--- Start MATERIAL TO PROCESS ---

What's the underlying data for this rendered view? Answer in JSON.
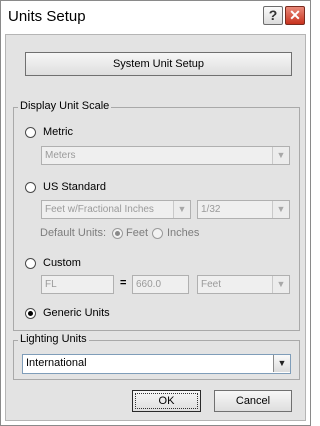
{
  "window": {
    "title": "Units Setup",
    "help_glyph": "?",
    "close_glyph": "✕"
  },
  "system_button": "System Unit Setup",
  "display": {
    "group_label": "Display Unit Scale",
    "metric_label": "Metric",
    "metric_select": "Meters",
    "us_label": "US Standard",
    "us_select": "Feet w/Fractional Inches",
    "us_fraction_select": "1/32",
    "default_units_label": "Default Units:",
    "feet_label": "Feet",
    "inches_label": "Inches",
    "custom_label": "Custom",
    "custom_name": "FL",
    "equals": "=",
    "custom_value": "660.0",
    "custom_unit_select": "Feet",
    "generic_label": "Generic Units",
    "selected_option": "Generic Units"
  },
  "lighting": {
    "group_label": "Lighting Units",
    "select_value": "International"
  },
  "buttons": {
    "ok": "OK",
    "cancel": "Cancel"
  },
  "icons": {
    "dropdown": "chevron-down-icon",
    "help": "help-icon",
    "close": "close-icon"
  },
  "colors": {
    "close_button": "#c8321e",
    "dialog_background": "#e3e3e3"
  }
}
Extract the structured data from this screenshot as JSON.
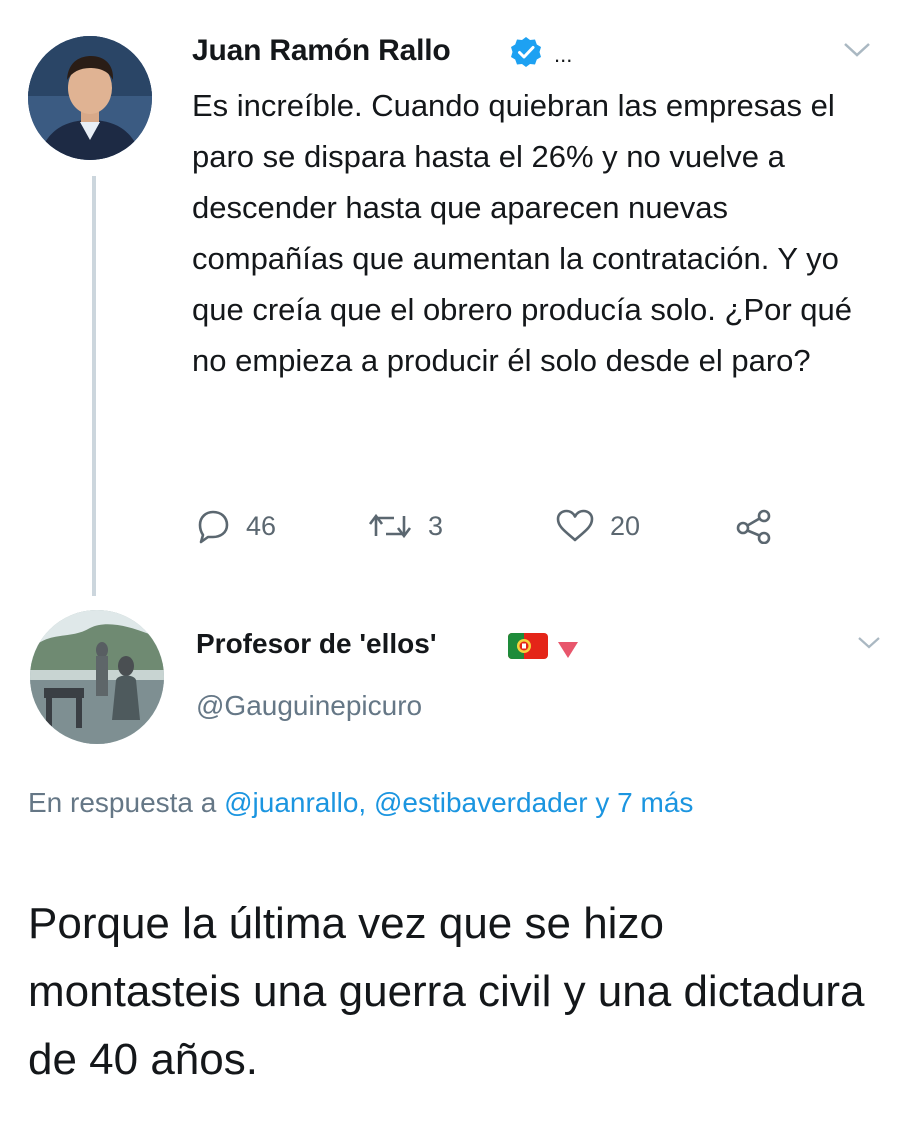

--- End MATERIAL TO PROCESS ---

EXERCISE OBJECTIVE:
With the pictures omitted, reproduce the records in full and exactly.

FINAL ANSWER:
What's the underlying data for this rendered view? Answer in JSON.
{
  "window": {
    "title": "Units Setup",
    "help_glyph": "?",
    "close_glyph": "✕"
  },
  "system_button": "System Unit Setup",
  "display": {
    "group_label": "Display Unit Scale",
    "metric_label": "Metric",
    "metric_select": "Meters",
    "us_label": "US Standard",
    "us_select": "Feet w/Fractional Inches",
    "us_fraction_select": "1/32",
    "default_units_label": "Default Units:",
    "feet_label": "Feet",
    "inches_label": "Inches",
    "custom_label": "Custom",
    "custom_name": "FL",
    "equals": "=",
    "custom_value": "660.0",
    "custom_unit_select": "Feet",
    "generic_label": "Generic Units",
    "selected_option": "Generic Units"
  },
  "lighting": {
    "group_label": "Lighting Units",
    "select_value": "International"
  },
  "buttons": {
    "ok": "OK",
    "cancel": "Cancel"
  },
  "icons": {
    "dropdown": "chevron-down-icon",
    "help": "help-icon",
    "close": "close-icon"
  },
  "colors": {
    "close_button": "#c8321e",
    "dialog_background": "#e3e3e3"
  }
}
Extract the structured data from this screenshot as JSON.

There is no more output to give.